- _The task_
Below are entries. Pull out all lines containing "почты".

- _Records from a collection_
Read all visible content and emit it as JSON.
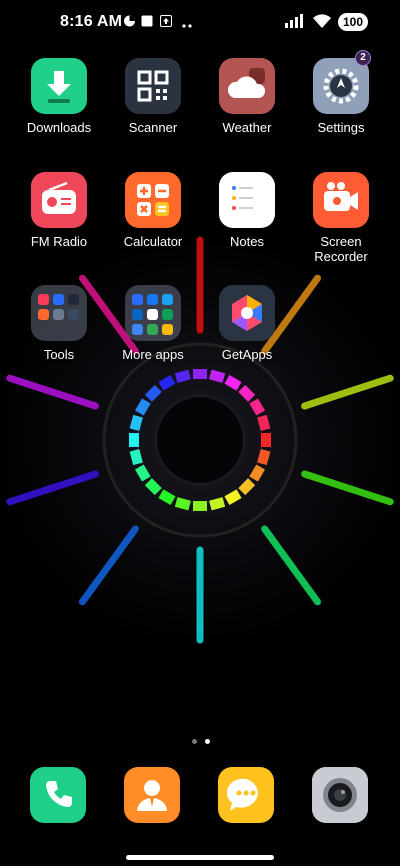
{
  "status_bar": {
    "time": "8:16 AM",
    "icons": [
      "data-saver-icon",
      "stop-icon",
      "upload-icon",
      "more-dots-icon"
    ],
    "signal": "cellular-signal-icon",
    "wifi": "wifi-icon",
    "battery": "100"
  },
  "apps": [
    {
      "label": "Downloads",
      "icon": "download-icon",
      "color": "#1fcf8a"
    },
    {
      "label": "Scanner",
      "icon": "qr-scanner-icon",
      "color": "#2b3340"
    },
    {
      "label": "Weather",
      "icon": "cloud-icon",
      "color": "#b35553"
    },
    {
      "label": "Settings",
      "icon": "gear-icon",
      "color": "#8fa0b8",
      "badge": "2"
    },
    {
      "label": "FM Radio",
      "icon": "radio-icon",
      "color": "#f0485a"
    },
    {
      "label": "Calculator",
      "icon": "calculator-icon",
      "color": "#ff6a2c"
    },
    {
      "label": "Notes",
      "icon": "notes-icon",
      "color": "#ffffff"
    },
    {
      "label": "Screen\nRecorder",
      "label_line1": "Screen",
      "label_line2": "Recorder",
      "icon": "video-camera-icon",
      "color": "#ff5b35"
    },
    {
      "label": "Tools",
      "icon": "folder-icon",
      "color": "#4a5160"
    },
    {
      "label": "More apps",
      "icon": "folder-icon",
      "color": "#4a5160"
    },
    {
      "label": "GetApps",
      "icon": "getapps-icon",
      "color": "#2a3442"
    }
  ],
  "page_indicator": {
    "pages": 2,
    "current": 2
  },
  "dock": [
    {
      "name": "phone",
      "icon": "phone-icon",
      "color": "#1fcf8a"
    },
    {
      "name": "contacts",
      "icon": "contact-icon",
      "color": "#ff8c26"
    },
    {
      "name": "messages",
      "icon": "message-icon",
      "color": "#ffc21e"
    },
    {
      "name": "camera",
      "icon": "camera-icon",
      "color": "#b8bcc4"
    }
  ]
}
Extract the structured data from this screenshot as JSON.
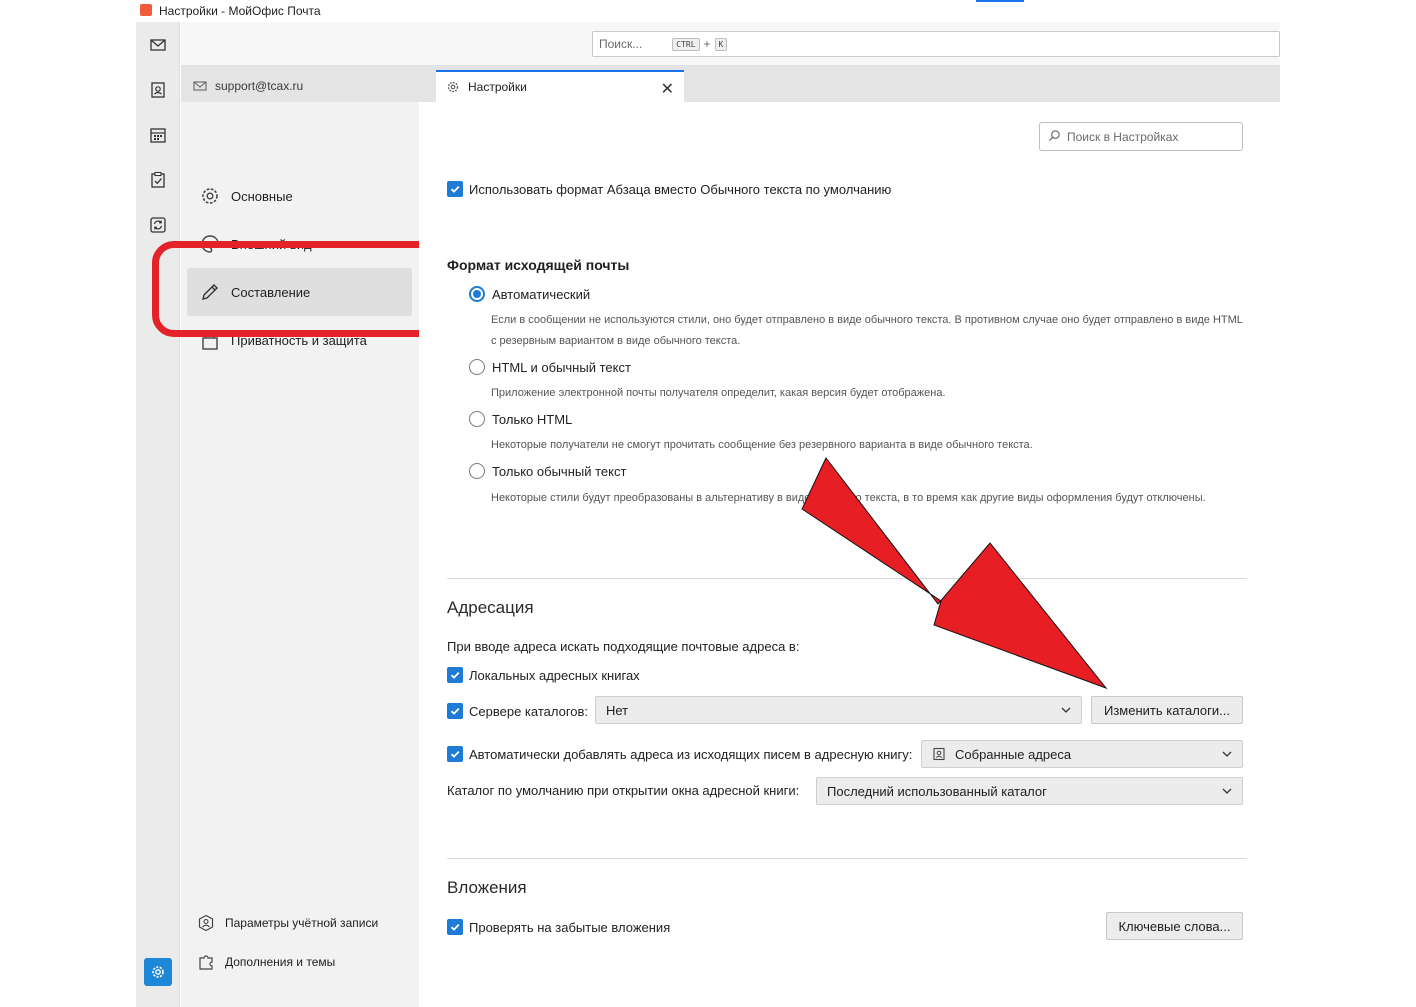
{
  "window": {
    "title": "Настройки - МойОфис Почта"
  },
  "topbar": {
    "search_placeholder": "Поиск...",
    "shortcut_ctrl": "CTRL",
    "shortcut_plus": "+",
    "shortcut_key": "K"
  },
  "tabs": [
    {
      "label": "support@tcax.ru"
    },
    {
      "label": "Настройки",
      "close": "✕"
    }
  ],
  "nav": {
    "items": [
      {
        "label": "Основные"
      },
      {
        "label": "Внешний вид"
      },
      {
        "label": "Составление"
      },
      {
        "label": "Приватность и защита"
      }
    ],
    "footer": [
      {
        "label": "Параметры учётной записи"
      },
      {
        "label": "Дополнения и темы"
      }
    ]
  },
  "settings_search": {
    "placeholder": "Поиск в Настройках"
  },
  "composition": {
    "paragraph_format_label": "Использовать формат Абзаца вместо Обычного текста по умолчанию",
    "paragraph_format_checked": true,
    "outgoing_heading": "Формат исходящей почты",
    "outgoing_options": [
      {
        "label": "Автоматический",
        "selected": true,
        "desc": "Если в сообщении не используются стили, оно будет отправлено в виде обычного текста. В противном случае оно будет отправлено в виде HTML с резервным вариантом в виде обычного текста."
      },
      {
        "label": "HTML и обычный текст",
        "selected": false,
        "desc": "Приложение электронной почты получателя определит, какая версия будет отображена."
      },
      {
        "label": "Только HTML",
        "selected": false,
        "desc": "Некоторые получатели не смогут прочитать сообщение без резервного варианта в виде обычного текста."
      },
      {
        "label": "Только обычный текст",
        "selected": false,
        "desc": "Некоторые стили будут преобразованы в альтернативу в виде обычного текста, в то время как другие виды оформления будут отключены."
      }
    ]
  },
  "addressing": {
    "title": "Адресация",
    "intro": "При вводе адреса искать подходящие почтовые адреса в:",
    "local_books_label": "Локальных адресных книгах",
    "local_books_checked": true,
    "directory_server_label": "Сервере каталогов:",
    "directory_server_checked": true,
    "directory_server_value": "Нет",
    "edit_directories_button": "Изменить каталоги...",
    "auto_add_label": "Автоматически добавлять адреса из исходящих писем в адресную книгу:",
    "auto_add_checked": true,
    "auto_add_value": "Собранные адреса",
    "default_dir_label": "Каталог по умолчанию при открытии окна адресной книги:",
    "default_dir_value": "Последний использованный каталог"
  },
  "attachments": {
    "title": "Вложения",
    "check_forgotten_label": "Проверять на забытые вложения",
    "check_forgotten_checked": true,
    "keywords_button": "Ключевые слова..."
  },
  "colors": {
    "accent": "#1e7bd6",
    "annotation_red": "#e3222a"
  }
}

- _Written solution_
    "outgoing_heading": "Формат исходящей почты",
        "desc": "Приложение электронной почты получателя определит, какая версия будет отображена."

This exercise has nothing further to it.